** Begin Exercise input **

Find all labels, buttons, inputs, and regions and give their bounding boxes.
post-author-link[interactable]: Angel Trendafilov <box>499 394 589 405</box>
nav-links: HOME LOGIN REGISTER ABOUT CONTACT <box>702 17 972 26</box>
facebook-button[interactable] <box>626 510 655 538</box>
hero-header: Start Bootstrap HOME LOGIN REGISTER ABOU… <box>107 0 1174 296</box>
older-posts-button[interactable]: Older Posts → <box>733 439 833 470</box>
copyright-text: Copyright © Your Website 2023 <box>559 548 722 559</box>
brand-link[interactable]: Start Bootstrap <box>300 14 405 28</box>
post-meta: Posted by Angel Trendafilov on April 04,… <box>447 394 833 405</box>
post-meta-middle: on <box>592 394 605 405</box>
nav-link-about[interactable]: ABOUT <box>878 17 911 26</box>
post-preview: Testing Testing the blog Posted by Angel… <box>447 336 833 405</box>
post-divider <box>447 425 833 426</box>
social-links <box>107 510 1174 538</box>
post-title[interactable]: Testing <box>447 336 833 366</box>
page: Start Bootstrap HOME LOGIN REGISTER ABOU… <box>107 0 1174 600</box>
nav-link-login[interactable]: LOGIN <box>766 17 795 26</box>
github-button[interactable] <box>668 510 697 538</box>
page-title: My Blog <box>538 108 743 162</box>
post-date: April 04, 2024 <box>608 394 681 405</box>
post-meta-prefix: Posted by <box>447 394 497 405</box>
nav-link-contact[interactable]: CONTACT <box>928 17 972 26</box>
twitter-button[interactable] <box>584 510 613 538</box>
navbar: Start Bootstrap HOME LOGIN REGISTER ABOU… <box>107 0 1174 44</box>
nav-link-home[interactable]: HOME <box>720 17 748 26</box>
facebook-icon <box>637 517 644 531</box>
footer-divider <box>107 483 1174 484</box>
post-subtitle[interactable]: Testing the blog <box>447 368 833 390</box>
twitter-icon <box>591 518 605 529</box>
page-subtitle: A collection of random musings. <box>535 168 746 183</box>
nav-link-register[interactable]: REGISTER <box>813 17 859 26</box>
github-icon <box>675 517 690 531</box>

** End Exercise input **

The request:
Reproduce the records verbatim from their first line through the line containing "page-subtitle: A collection", both ends included.

Result for this exercise:
Find all labels, buttons, inputs, and regions and give their bounding boxes.
post-author-link[interactable]: Angel Trendafilov <box>499 394 589 405</box>
nav-links: HOME LOGIN REGISTER ABOUT CONTACT <box>702 17 972 26</box>
facebook-button[interactable] <box>626 510 655 538</box>
hero-header: Start Bootstrap HOME LOGIN REGISTER ABOU… <box>107 0 1174 296</box>
older-posts-button[interactable]: Older Posts → <box>733 439 833 470</box>
copyright-text: Copyright © Your Website 2023 <box>559 548 722 559</box>
brand-link[interactable]: Start Bootstrap <box>300 14 405 28</box>
post-meta: Posted by Angel Trendafilov on April 04,… <box>447 394 833 405</box>
post-meta-middle: on <box>592 394 605 405</box>
nav-link-about[interactable]: ABOUT <box>878 17 911 26</box>
post-preview: Testing Testing the blog Posted by Angel… <box>447 336 833 405</box>
post-divider <box>447 425 833 426</box>
social-links <box>107 510 1174 538</box>
post-title[interactable]: Testing <box>447 336 833 366</box>
page: Start Bootstrap HOME LOGIN REGISTER ABOU… <box>107 0 1174 600</box>
nav-link-login[interactable]: LOGIN <box>766 17 795 26</box>
github-button[interactable] <box>668 510 697 538</box>
page-title: My Blog <box>538 108 743 162</box>
post-date: April 04, 2024 <box>608 394 681 405</box>
post-meta-prefix: Posted by <box>447 394 497 405</box>
nav-link-contact[interactable]: CONTACT <box>928 17 972 26</box>
twitter-button[interactable] <box>584 510 613 538</box>
navbar: Start Bootstrap HOME LOGIN REGISTER ABOU… <box>107 0 1174 44</box>
nav-link-home[interactable]: HOME <box>720 17 748 26</box>
facebook-icon <box>637 517 644 531</box>
footer-divider <box>107 483 1174 484</box>
post-subtitle[interactable]: Testing the blog <box>447 368 833 390</box>
twitter-icon <box>591 518 605 529</box>
page-subtitle: A collection of random musings. <box>535 168 746 183</box>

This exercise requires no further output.